▶ **Stated task**:
Copy out each line containing "rate" from the entries below.
-- BEGIN --
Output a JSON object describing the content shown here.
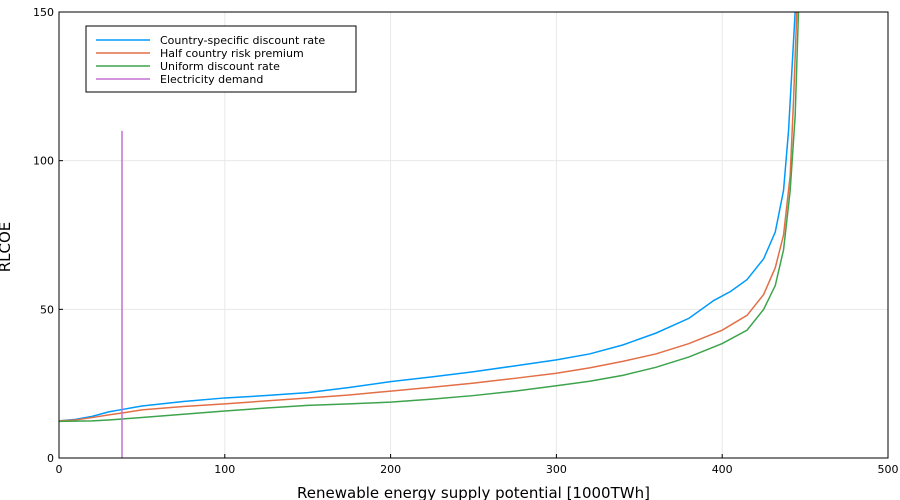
{
  "chart_data": {
    "type": "line",
    "title": "",
    "xlabel": "Renewable energy supply potential [1000TWh]",
    "ylabel": "RLCOE",
    "xlim": [
      0,
      500
    ],
    "ylim": [
      0,
      150
    ],
    "xticks": [
      "0",
      "100",
      "200",
      "300",
      "400",
      "500"
    ],
    "yticks": [
      "0",
      "50",
      "100",
      "150"
    ],
    "grid": true,
    "legend_position": "top-left",
    "series": [
      {
        "name": "Country-specific discount rate",
        "color": "#009AFA",
        "points": [
          [
            0,
            12.5
          ],
          [
            10,
            13.0
          ],
          [
            20,
            14.0
          ],
          [
            30,
            15.5
          ],
          [
            40,
            16.5
          ],
          [
            50,
            17.5
          ],
          [
            75,
            19.0
          ],
          [
            100,
            20.2
          ],
          [
            125,
            21.0
          ],
          [
            150,
            22.0
          ],
          [
            175,
            23.7
          ],
          [
            200,
            25.7
          ],
          [
            225,
            27.3
          ],
          [
            250,
            29.0
          ],
          [
            275,
            31.0
          ],
          [
            300,
            33.0
          ],
          [
            320,
            35.0
          ],
          [
            340,
            38.0
          ],
          [
            360,
            42.0
          ],
          [
            380,
            47.0
          ],
          [
            395,
            53.0
          ],
          [
            405,
            56.0
          ],
          [
            415,
            60.0
          ],
          [
            425,
            67.0
          ],
          [
            432,
            76.0
          ],
          [
            437,
            90.0
          ],
          [
            440,
            110.0
          ],
          [
            442,
            130.0
          ],
          [
            444,
            150.0
          ]
        ]
      },
      {
        "name": "Half country risk premium",
        "color": "#E26F46",
        "points": [
          [
            0,
            12.5
          ],
          [
            10,
            12.8
          ],
          [
            20,
            13.6
          ],
          [
            30,
            14.5
          ],
          [
            40,
            15.3
          ],
          [
            50,
            16.2
          ],
          [
            75,
            17.3
          ],
          [
            100,
            18.2
          ],
          [
            125,
            19.2
          ],
          [
            150,
            20.2
          ],
          [
            175,
            21.2
          ],
          [
            200,
            22.5
          ],
          [
            225,
            23.8
          ],
          [
            250,
            25.2
          ],
          [
            275,
            26.8
          ],
          [
            300,
            28.5
          ],
          [
            320,
            30.3
          ],
          [
            340,
            32.5
          ],
          [
            360,
            35.0
          ],
          [
            380,
            38.5
          ],
          [
            400,
            43.0
          ],
          [
            415,
            48.0
          ],
          [
            425,
            55.0
          ],
          [
            432,
            64.0
          ],
          [
            437,
            75.0
          ],
          [
            441,
            95.0
          ],
          [
            443,
            120.0
          ],
          [
            445,
            150.0
          ]
        ]
      },
      {
        "name": "Uniform discount rate",
        "color": "#3DA44D",
        "points": [
          [
            0,
            12.3
          ],
          [
            10,
            12.4
          ],
          [
            20,
            12.5
          ],
          [
            30,
            12.8
          ],
          [
            40,
            13.2
          ],
          [
            50,
            13.6
          ],
          [
            75,
            14.7
          ],
          [
            100,
            15.8
          ],
          [
            125,
            16.8
          ],
          [
            150,
            17.7
          ],
          [
            175,
            18.2
          ],
          [
            200,
            18.8
          ],
          [
            225,
            19.8
          ],
          [
            250,
            21.0
          ],
          [
            275,
            22.5
          ],
          [
            300,
            24.3
          ],
          [
            320,
            25.8
          ],
          [
            340,
            27.8
          ],
          [
            360,
            30.5
          ],
          [
            380,
            34.0
          ],
          [
            400,
            38.5
          ],
          [
            415,
            43.0
          ],
          [
            425,
            50.0
          ],
          [
            432,
            58.0
          ],
          [
            437,
            70.0
          ],
          [
            441,
            90.0
          ],
          [
            444,
            115.0
          ],
          [
            446,
            150.0
          ]
        ]
      },
      {
        "name": "Electricity demand",
        "color": "#C271D2",
        "points": [
          [
            38,
            0
          ],
          [
            38,
            110
          ]
        ]
      }
    ]
  }
}
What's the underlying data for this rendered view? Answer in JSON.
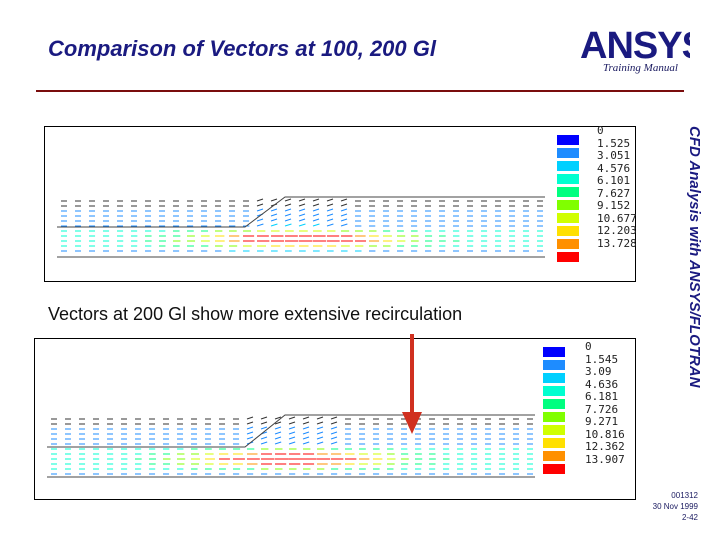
{
  "header": {
    "title": "Comparison of Vectors at 100, 200 Gl",
    "logo_text": "ANSYS",
    "training_label": "Training Manual"
  },
  "side_banner": "CFD Analysis with ANSYS/FLOTRAN",
  "plot_top": {
    "legend": [
      "0",
      "1.525",
      "3.051",
      "4.576",
      "6.101",
      "7.627",
      "9.152",
      "10.677",
      "12.203",
      "13.728"
    ]
  },
  "caption": "Vectors at 200 Gl show more extensive recirculation",
  "plot_bottom": {
    "legend": [
      "0",
      "1.545",
      "3.09",
      "4.636",
      "6.181",
      "7.726",
      "9.271",
      "10.816",
      "12.362",
      "13.907"
    ]
  },
  "legend_colors": [
    "#0000ff",
    "#1e8cff",
    "#00d0ff",
    "#00ffd0",
    "#00ff80",
    "#80ff00",
    "#d0ff00",
    "#ffe000",
    "#ff9000",
    "#ff0000"
  ],
  "footer": {
    "code": "001312",
    "date": "30 Nov 1999",
    "page": "2-42"
  }
}
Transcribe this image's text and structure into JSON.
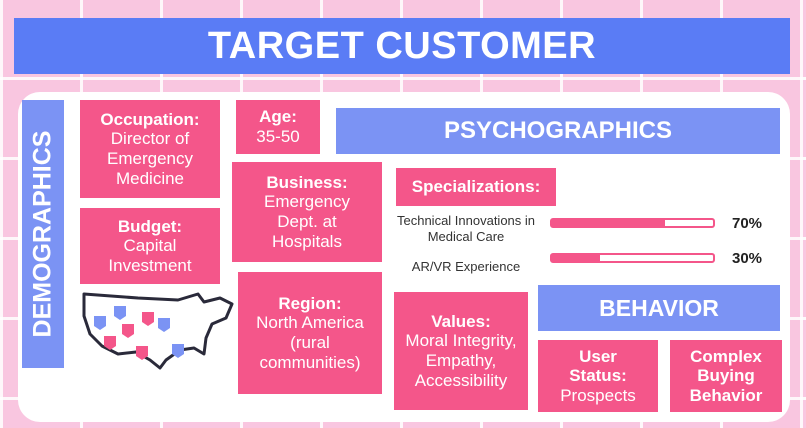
{
  "title": "TARGET CUSTOMER",
  "demographics": {
    "label": "DEMOGRAPHICS",
    "occupation": {
      "title": "Occupation:",
      "value": "Director of Emergency Medicine"
    },
    "age": {
      "title": "Age:",
      "value": "35-50"
    },
    "business": {
      "title": "Business:",
      "value": "Emergency Dept. at Hospitals"
    },
    "budget": {
      "title": "Budget:",
      "value": "Capital Investment"
    },
    "region": {
      "title": "Region:",
      "value": "North America (rural communities)"
    },
    "map_icon": "usa-map-with-markers"
  },
  "psychographics": {
    "label": "PSYCHOGRAPHICS",
    "specializations_title": "Specializations:",
    "specializations": [
      {
        "label": "Technical Innovations in Medical Care",
        "percent_text": "70%",
        "value": 0.7
      },
      {
        "label": "AR/VR Experience",
        "percent_text": "30%",
        "value": 0.3
      }
    ],
    "values": {
      "title": "Values:",
      "value": "Moral Integrity, Empathy, Accessibility"
    }
  },
  "behavior": {
    "label": "BEHAVIOR",
    "user_status": {
      "title": "User Status:",
      "value": "Prospects"
    },
    "complex": {
      "title": "Complex Buying Behavior"
    }
  },
  "colors": {
    "pink": "#f4568a",
    "blue": "#7b93f4",
    "banner": "#5a7cf5",
    "background": "#f9c6e0"
  }
}
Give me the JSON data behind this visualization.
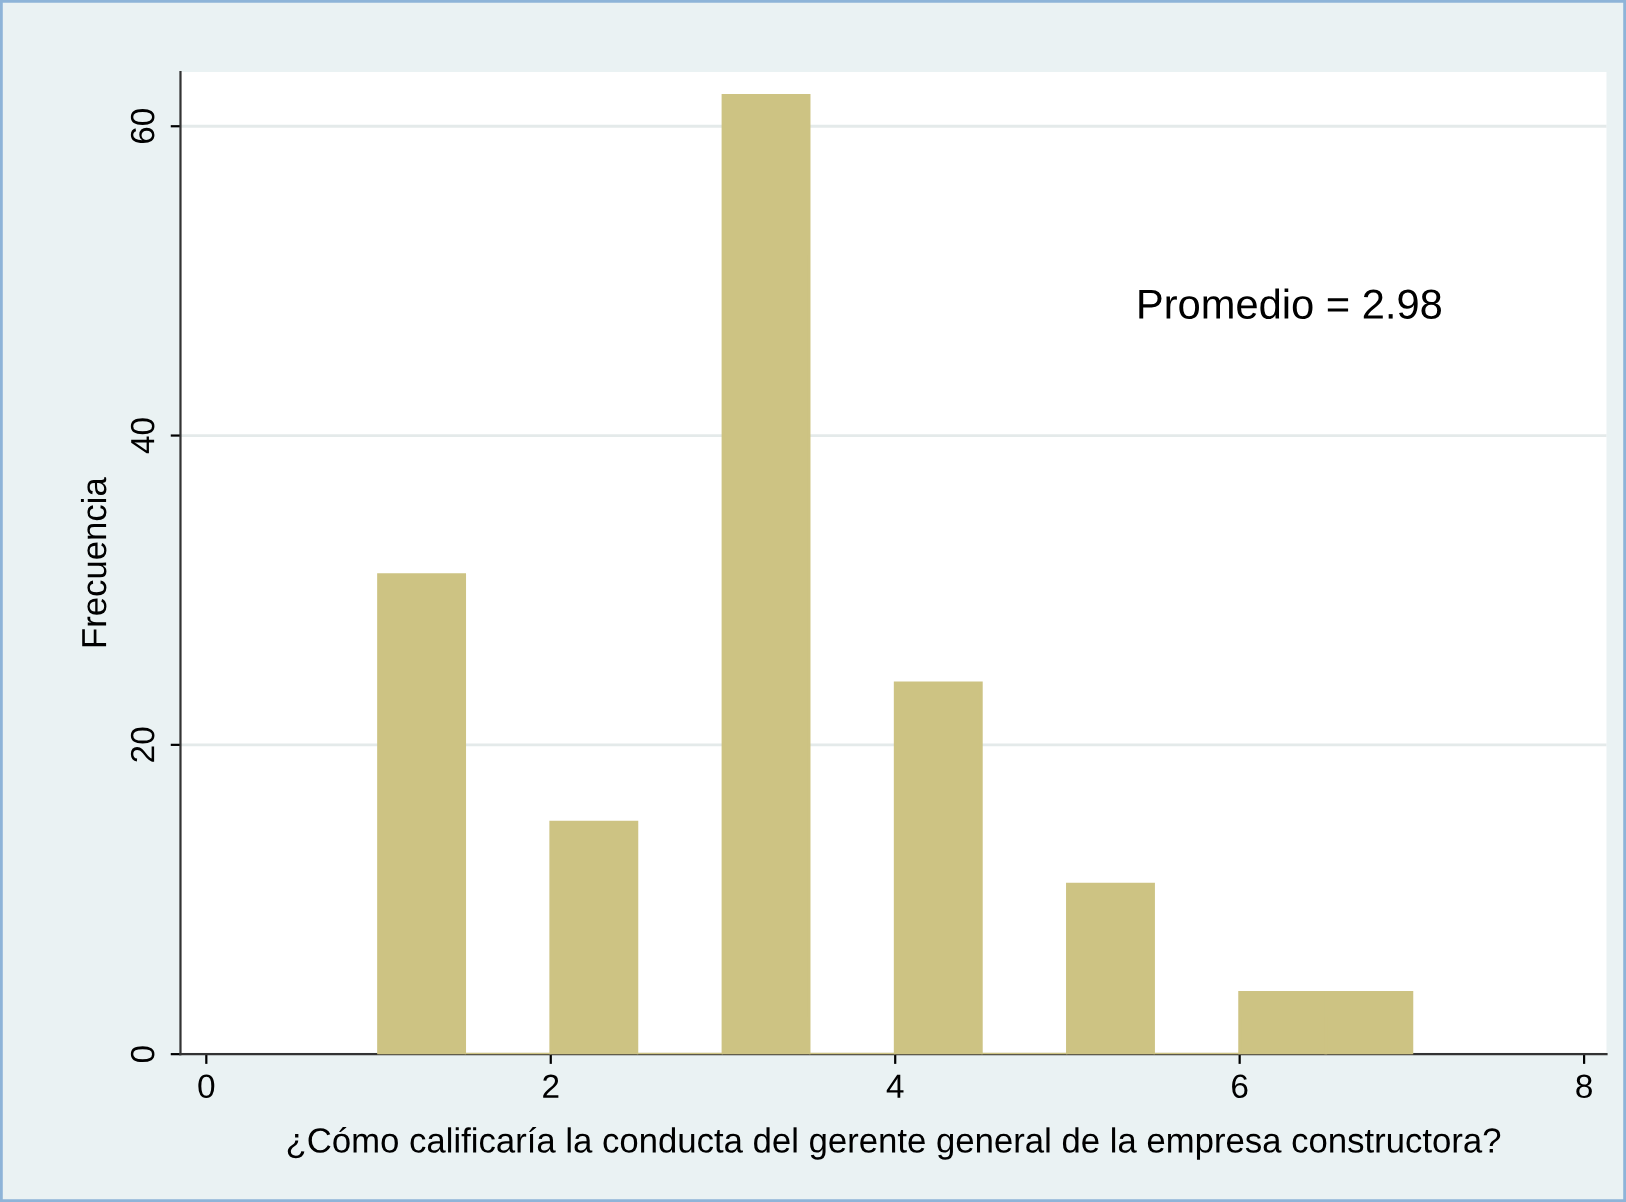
{
  "chart_data": {
    "type": "histogram",
    "xlabel": "¿Cómo calificaría la conducta del gerente general de la empresa constructora?",
    "ylabel": "Frecuencia",
    "annotations": [
      "Promedio = 2.98"
    ],
    "bins": [
      1,
      1.5,
      2,
      2.5,
      3,
      3.5,
      4,
      4.5,
      5,
      5.5,
      6,
      6.5,
      7
    ],
    "values": [
      31,
      0,
      15,
      0,
      62,
      0,
      24,
      0,
      11,
      0,
      4,
      4
    ],
    "color": "#cdc383",
    "xlim": [
      -0.15,
      8.13
    ],
    "ylim": [
      0,
      63.5
    ],
    "xticks": [
      0,
      2,
      4,
      6,
      8
    ],
    "yticks": [
      0,
      20,
      40,
      60
    ],
    "grid": "y"
  }
}
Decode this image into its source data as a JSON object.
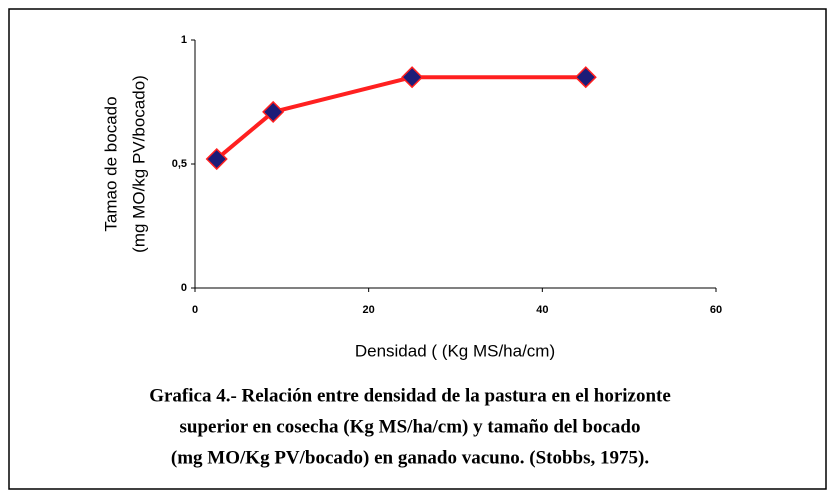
{
  "chart_data": {
    "type": "line",
    "xlabel": "Densidad ( (Kg MS/ha/cm)",
    "ylabel": [
      "Tamao de bocado",
      "(mg MO/kg PV/bocado)"
    ],
    "caption": [
      "Grafica 4.- Relación entre densidad de la pastura en el horizonte",
      "superior  en cosecha (Kg MS/ha/cm) y tamaño del bocado",
      "(mg MO/Kg PV/bocado) en ganado vacuno. (Stobbs, 1975)."
    ],
    "x": [
      2.5,
      9,
      25,
      45
    ],
    "series": [
      {
        "color": "#ff2020",
        "marker_color": "#1c1c78",
        "values": [
          0.52,
          0.71,
          0.85,
          0.85
        ]
      }
    ],
    "xlim": [
      0,
      60
    ],
    "xticks": [
      0,
      20,
      40,
      60
    ],
    "ylim": [
      0,
      1
    ],
    "yticks": [
      0,
      {
        "value": 0.5,
        "label": "0,5"
      },
      1
    ],
    "grid": false
  }
}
-- END --
▶ **Answer to the problem**:
        "name": "Country-specific discount rate",
        "name": "Uniform discount rate",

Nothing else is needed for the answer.